◆ **SHORT EXERCISE**: Output each entry verbatim and exclude every picture from it.

◆ **STORED RECORDS**:
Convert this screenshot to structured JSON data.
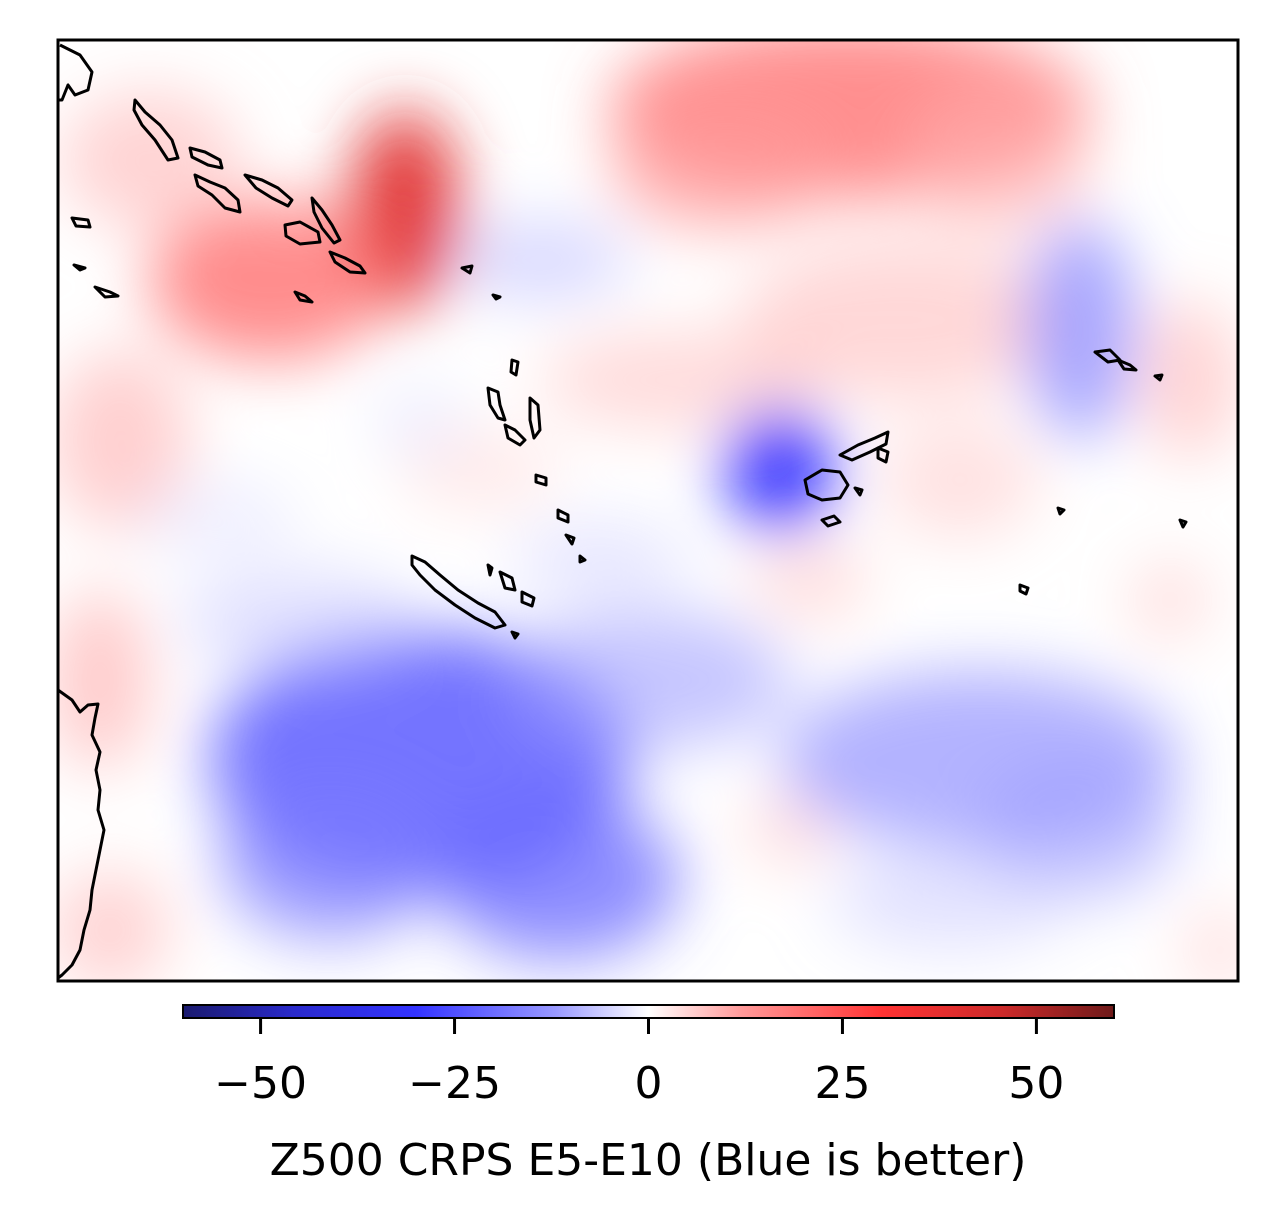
{
  "colorbar": {
    "label": "Z500 CRPS E5-E10 (Blue is better)",
    "range": [
      -60,
      60
    ],
    "ticks": [
      {
        "value": -50,
        "label": "−50"
      },
      {
        "value": -25,
        "label": "−25"
      },
      {
        "value": 0,
        "label": "0"
      },
      {
        "value": 25,
        "label": "25"
      },
      {
        "value": 50,
        "label": "50"
      }
    ],
    "colormap": {
      "low": "#1a1a6e",
      "mid_low": "#3333ff",
      "center": "#ffffff",
      "mid_high": "#ff3333",
      "high": "#6e1a1a"
    }
  },
  "map": {
    "coastline_color": "#000000",
    "frame_color": "#000000"
  }
}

◆ **THE OUTPUT**:
Convert this screenshot to structured JSON data.
{
  "colorbar": {
    "label": "Z500 CRPS E5-E10 (Blue is better)",
    "range": [
      -60,
      60
    ],
    "ticks": [
      {
        "value": -50,
        "label": "−50"
      },
      {
        "value": -25,
        "label": "−25"
      },
      {
        "value": 0,
        "label": "0"
      },
      {
        "value": 25,
        "label": "25"
      },
      {
        "value": 50,
        "label": "50"
      }
    ],
    "colormap": {
      "low": "#1a1a6e",
      "mid_low": "#3333ff",
      "center": "#ffffff",
      "mid_high": "#ff3333",
      "high": "#6e1a1a"
    }
  },
  "map": {
    "coastline_color": "#000000",
    "frame_color": "#000000"
  }
}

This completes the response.